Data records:
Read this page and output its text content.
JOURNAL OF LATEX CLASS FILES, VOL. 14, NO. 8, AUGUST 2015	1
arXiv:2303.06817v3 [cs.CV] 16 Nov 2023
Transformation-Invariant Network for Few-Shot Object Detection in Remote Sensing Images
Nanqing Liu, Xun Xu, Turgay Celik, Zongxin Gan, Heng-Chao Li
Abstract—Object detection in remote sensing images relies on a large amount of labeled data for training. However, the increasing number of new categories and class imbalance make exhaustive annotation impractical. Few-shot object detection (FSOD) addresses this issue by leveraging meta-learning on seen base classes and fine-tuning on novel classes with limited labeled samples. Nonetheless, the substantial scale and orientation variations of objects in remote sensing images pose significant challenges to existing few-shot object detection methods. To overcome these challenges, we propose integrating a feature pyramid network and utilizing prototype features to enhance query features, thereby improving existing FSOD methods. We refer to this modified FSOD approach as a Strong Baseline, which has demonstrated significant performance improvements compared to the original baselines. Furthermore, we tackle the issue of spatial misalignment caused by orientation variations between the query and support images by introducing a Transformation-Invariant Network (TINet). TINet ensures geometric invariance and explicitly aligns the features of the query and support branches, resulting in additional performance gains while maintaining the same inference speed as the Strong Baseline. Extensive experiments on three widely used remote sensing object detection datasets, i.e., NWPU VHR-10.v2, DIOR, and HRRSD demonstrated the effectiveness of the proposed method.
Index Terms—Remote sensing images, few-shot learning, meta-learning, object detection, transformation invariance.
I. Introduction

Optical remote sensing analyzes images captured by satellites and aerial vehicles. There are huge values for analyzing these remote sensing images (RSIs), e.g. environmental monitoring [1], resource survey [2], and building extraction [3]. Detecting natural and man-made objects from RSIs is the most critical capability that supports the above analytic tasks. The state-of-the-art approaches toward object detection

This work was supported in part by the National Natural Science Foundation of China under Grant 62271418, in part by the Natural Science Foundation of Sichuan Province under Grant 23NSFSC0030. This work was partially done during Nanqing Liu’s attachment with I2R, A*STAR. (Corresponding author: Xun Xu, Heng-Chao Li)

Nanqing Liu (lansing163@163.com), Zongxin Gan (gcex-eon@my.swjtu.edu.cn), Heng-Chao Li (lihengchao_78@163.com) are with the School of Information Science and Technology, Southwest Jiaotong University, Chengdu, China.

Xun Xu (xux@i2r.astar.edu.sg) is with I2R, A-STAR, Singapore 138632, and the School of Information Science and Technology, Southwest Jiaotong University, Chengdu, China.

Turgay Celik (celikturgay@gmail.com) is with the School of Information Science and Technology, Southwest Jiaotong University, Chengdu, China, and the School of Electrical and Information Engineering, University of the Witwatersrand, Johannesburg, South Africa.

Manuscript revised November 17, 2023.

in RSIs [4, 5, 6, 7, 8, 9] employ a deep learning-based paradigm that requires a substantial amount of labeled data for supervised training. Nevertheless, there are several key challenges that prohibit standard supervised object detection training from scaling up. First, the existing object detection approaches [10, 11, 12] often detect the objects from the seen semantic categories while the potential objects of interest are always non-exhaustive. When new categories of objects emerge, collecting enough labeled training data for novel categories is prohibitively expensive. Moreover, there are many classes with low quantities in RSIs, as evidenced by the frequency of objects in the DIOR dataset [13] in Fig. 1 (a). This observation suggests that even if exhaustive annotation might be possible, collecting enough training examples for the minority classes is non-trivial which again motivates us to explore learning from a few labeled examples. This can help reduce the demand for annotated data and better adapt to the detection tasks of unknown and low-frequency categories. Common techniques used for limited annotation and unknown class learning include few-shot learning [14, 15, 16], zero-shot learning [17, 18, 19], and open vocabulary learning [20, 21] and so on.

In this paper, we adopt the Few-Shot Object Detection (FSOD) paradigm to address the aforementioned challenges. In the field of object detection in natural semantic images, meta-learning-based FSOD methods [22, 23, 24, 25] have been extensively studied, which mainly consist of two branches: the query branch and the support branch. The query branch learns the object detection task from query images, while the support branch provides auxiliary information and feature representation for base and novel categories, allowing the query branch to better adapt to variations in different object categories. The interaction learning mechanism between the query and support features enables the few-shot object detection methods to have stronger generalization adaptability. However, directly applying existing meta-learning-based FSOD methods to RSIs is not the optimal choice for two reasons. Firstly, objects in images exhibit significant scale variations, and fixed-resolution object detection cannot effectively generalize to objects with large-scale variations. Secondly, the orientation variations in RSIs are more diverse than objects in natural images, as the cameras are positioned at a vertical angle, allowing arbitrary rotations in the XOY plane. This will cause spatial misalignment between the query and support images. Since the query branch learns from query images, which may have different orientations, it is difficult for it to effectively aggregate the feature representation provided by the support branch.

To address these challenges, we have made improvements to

What you are asked to do >> Copy out every line holding the string "University".

Response >>
Nanqing Liu (lansing163@163.com), Zongxin Gan (gcex-eon@my.swjtu.edu.cn), Heng-Chao Li (lihengchao_78@163.com) are with the School of Information Science and Technology, Southwest Jiaotong University, Chengdu, China.
Xun Xu (xux@i2r.astar.edu.sg) is with I2R, A-STAR, Singapore 138632, and the School of Information Science and Technology, Southwest Jiaotong University, Chengdu, China.
Turgay Celik (celikturgay@gmail.com) is with the School of Information Science and Technology, Southwest Jiaotong University, Chengdu, China, and the School of Electrical and Information Engineering, University of the Witwatersrand, Johannesburg, South Africa.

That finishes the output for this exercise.